Dataset records:

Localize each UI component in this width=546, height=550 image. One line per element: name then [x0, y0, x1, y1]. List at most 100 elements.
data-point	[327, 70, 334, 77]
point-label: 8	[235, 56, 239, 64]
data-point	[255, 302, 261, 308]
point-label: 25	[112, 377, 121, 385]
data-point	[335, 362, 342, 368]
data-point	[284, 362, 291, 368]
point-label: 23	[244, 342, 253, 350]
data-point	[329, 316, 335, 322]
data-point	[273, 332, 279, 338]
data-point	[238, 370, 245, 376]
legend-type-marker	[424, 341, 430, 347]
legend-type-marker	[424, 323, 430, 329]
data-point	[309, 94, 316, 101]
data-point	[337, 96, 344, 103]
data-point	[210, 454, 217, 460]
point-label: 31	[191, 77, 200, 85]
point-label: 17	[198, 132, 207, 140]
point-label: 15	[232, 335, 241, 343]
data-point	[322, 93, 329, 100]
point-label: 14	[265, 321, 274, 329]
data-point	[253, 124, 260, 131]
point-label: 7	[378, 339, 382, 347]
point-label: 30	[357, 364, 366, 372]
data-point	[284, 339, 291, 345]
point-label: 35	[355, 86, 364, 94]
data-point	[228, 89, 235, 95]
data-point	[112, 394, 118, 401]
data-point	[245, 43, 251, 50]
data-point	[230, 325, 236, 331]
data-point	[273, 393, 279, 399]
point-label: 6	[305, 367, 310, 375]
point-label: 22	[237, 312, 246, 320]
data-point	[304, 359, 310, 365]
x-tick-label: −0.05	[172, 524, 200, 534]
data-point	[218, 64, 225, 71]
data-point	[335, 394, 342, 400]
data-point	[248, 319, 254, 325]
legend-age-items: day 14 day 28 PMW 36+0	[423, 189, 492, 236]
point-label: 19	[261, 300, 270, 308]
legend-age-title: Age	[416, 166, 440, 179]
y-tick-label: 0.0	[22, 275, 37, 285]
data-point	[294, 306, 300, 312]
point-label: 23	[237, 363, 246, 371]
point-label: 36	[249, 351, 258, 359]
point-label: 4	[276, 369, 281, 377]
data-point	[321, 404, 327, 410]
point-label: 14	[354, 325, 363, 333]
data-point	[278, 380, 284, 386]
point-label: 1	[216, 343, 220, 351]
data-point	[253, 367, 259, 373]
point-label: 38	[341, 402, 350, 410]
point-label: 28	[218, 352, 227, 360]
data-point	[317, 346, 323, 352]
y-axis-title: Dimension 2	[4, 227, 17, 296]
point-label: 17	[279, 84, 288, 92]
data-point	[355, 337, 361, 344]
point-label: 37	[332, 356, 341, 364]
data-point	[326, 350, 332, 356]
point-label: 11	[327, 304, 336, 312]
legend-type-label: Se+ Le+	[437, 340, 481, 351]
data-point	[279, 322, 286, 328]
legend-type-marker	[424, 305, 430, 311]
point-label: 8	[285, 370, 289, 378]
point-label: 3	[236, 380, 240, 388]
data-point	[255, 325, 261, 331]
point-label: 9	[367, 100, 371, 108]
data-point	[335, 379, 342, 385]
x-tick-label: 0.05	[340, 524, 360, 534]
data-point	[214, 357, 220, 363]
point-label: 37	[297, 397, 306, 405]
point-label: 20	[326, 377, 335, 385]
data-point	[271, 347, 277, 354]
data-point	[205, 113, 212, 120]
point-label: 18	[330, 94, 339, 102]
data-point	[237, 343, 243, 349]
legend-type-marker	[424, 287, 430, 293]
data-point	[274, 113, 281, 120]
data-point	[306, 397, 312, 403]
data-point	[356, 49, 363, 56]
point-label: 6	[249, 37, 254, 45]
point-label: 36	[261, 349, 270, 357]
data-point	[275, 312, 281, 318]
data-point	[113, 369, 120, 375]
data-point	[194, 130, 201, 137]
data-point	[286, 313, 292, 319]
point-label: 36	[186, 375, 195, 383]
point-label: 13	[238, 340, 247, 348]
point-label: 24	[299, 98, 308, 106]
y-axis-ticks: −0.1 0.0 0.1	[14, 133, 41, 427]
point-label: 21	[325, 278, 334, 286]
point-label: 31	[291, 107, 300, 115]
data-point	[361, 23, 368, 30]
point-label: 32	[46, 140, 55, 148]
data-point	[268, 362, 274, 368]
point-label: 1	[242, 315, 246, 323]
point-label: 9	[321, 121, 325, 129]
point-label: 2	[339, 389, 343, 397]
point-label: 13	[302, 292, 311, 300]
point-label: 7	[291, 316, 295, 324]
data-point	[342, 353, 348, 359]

Request:
Rewrite all the data above, swapping each "legend-type-marker" for "legend-swatch" and leaving everything else unchanged.

Expected answer:
Localize each UI component in this width=546, height=550 image. One line per element: name then [x0, y0, x1, y1]. List at most 100 elements.
data-point	[327, 70, 334, 77]
point-label: 8	[235, 56, 239, 64]
data-point	[255, 302, 261, 308]
point-label: 25	[112, 377, 121, 385]
data-point	[335, 362, 342, 368]
data-point	[284, 362, 291, 368]
point-label: 23	[244, 342, 253, 350]
data-point	[329, 316, 335, 322]
data-point	[273, 332, 279, 338]
data-point	[238, 370, 245, 376]
legend-swatch	[424, 341, 430, 347]
legend-swatch	[424, 323, 430, 329]
data-point	[309, 94, 316, 101]
data-point	[337, 96, 344, 103]
data-point	[210, 454, 217, 460]
point-label: 31	[191, 77, 200, 85]
point-label: 17	[198, 132, 207, 140]
point-label: 15	[232, 335, 241, 343]
data-point	[322, 93, 329, 100]
point-label: 14	[265, 321, 274, 329]
data-point	[253, 124, 260, 131]
point-label: 7	[378, 339, 382, 347]
point-label: 30	[357, 364, 366, 372]
data-point	[284, 339, 291, 345]
point-label: 35	[355, 86, 364, 94]
data-point	[228, 89, 235, 95]
data-point	[112, 394, 118, 401]
data-point	[245, 43, 251, 50]
data-point	[230, 325, 236, 331]
data-point	[273, 393, 279, 399]
point-label: 6	[305, 367, 310, 375]
point-label: 22	[237, 312, 246, 320]
data-point	[304, 359, 310, 365]
x-tick-label: −0.05	[172, 524, 200, 534]
data-point	[218, 64, 225, 71]
data-point	[335, 394, 342, 400]
data-point	[248, 319, 254, 325]
legend-age-items: day 14 day 28 PMW 36+0	[423, 189, 492, 236]
point-label: 19	[261, 300, 270, 308]
legend-age-title: Age	[416, 166, 440, 179]
y-tick-label: 0.0	[22, 275, 37, 285]
data-point	[294, 306, 300, 312]
point-label: 23	[237, 363, 246, 371]
point-label: 36	[249, 351, 258, 359]
point-label: 4	[276, 369, 281, 377]
data-point	[321, 404, 327, 410]
point-label: 14	[354, 325, 363, 333]
data-point	[278, 380, 284, 386]
point-label: 1	[216, 343, 220, 351]
data-point	[253, 367, 259, 373]
point-label: 38	[341, 402, 350, 410]
point-label: 28	[218, 352, 227, 360]
data-point	[317, 346, 323, 352]
y-axis-title: Dimension 2	[4, 227, 17, 296]
point-label: 17	[279, 84, 288, 92]
data-point	[355, 337, 361, 344]
point-label: 37	[332, 356, 341, 364]
data-point	[326, 350, 332, 356]
point-label: 11	[327, 304, 336, 312]
legend-type-label: Se+ Le+	[437, 340, 481, 351]
data-point	[279, 322, 286, 328]
legend-swatch	[424, 305, 430, 311]
point-label: 8	[285, 370, 289, 378]
point-label: 3	[236, 380, 240, 388]
data-point	[255, 325, 261, 331]
point-label: 9	[367, 100, 371, 108]
data-point	[335, 379, 342, 385]
x-tick-label: 0.05	[340, 524, 360, 534]
data-point	[214, 357, 220, 363]
point-label: 37	[297, 397, 306, 405]
point-label: 20	[326, 377, 335, 385]
data-point	[271, 347, 277, 354]
data-point	[205, 113, 212, 120]
point-label: 18	[330, 94, 339, 102]
data-point	[237, 343, 243, 349]
legend-swatch	[424, 287, 430, 293]
data-point	[274, 113, 281, 120]
data-point	[306, 397, 312, 403]
data-point	[356, 49, 363, 56]
point-label: 6	[249, 37, 254, 45]
point-label: 36	[261, 349, 270, 357]
data-point	[275, 312, 281, 318]
data-point	[113, 369, 120, 375]
data-point	[194, 130, 201, 137]
data-point	[286, 313, 292, 319]
point-label: 36	[186, 375, 195, 383]
point-label: 13	[238, 340, 247, 348]
point-label: 24	[299, 98, 308, 106]
y-axis-ticks: −0.1 0.0 0.1	[14, 133, 41, 427]
point-label: 21	[325, 278, 334, 286]
point-label: 31	[291, 107, 300, 115]
data-point	[361, 23, 368, 30]
point-label: 32	[46, 140, 55, 148]
data-point	[268, 362, 274, 368]
point-label: 1	[242, 315, 246, 323]
point-label: 9	[321, 121, 325, 129]
point-label: 2	[339, 389, 343, 397]
point-label: 13	[302, 292, 311, 300]
point-label: 7	[291, 316, 295, 324]
data-point	[342, 353, 348, 359]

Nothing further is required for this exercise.